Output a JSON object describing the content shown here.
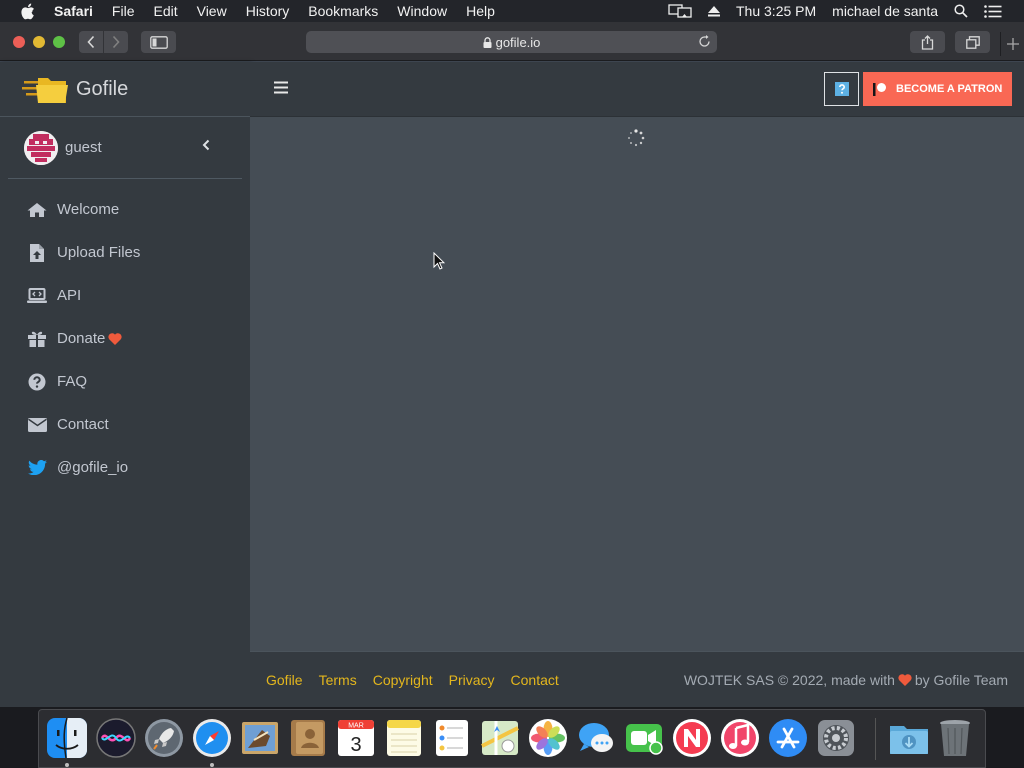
{
  "menubar": {
    "app_name": "Safari",
    "items": [
      "File",
      "Edit",
      "View",
      "History",
      "Bookmarks",
      "Window",
      "Help"
    ],
    "clock": "Thu 3:25 PM",
    "user": "michael de santa"
  },
  "browser": {
    "url": "gofile.io"
  },
  "app": {
    "brand": "Gofile",
    "user": "guest",
    "nav": [
      {
        "label": "Welcome",
        "icon": "home-icon"
      },
      {
        "label": "Upload Files",
        "icon": "file-upload-icon"
      },
      {
        "label": "API",
        "icon": "laptop-code-icon"
      },
      {
        "label": "Donate",
        "icon": "gift-icon"
      },
      {
        "label": "FAQ",
        "icon": "question-circle-icon"
      },
      {
        "label": "Contact",
        "icon": "envelope-icon"
      },
      {
        "label": "@gofile_io",
        "icon": "twitter-icon"
      }
    ],
    "patron_button": "BECOME A PATRON"
  },
  "footer": {
    "links": [
      "Gofile",
      "Terms",
      "Copyright",
      "Privacy",
      "Contact"
    ],
    "credit_left": "WOJTEK SAS © 2022, made with",
    "credit_right": "by Gofile Team"
  },
  "dock": {
    "apps": [
      "Finder",
      "Siri",
      "Launchpad",
      "Safari",
      "Mail",
      "Contacts",
      "Calendar",
      "Notes",
      "Reminders",
      "Maps",
      "Photos",
      "Messages",
      "FaceTime",
      "News",
      "iTunes",
      "App Store",
      "System Preferences",
      "Downloads",
      "Trash"
    ],
    "calendar_month": "MAR",
    "calendar_day": "3"
  },
  "colors": {
    "accent_link": "#e3b61d",
    "patron": "#f96854",
    "sidebar_bg": "#343a40",
    "content_bg": "#454d55"
  }
}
= = =
■ What to do: Copy every entry word for word, but omit the pictures.

■ Worked answer:
Output a JSON object describing the content shown here.
{
  "menubar": {
    "app_name": "Safari",
    "items": [
      "File",
      "Edit",
      "View",
      "History",
      "Bookmarks",
      "Window",
      "Help"
    ],
    "clock": "Thu 3:25 PM",
    "user": "michael de santa"
  },
  "browser": {
    "url": "gofile.io"
  },
  "app": {
    "brand": "Gofile",
    "user": "guest",
    "nav": [
      {
        "label": "Welcome",
        "icon": "home-icon"
      },
      {
        "label": "Upload Files",
        "icon": "file-upload-icon"
      },
      {
        "label": "API",
        "icon": "laptop-code-icon"
      },
      {
        "label": "Donate",
        "icon": "gift-icon"
      },
      {
        "label": "FAQ",
        "icon": "question-circle-icon"
      },
      {
        "label": "Contact",
        "icon": "envelope-icon"
      },
      {
        "label": "@gofile_io",
        "icon": "twitter-icon"
      }
    ],
    "patron_button": "BECOME A PATRON"
  },
  "footer": {
    "links": [
      "Gofile",
      "Terms",
      "Copyright",
      "Privacy",
      "Contact"
    ],
    "credit_left": "WOJTEK SAS © 2022, made with",
    "credit_right": "by Gofile Team"
  },
  "dock": {
    "apps": [
      "Finder",
      "Siri",
      "Launchpad",
      "Safari",
      "Mail",
      "Contacts",
      "Calendar",
      "Notes",
      "Reminders",
      "Maps",
      "Photos",
      "Messages",
      "FaceTime",
      "News",
      "iTunes",
      "App Store",
      "System Preferences",
      "Downloads",
      "Trash"
    ],
    "calendar_month": "MAR",
    "calendar_day": "3"
  },
  "colors": {
    "accent_link": "#e3b61d",
    "patron": "#f96854",
    "sidebar_bg": "#343a40",
    "content_bg": "#454d55"
  }
}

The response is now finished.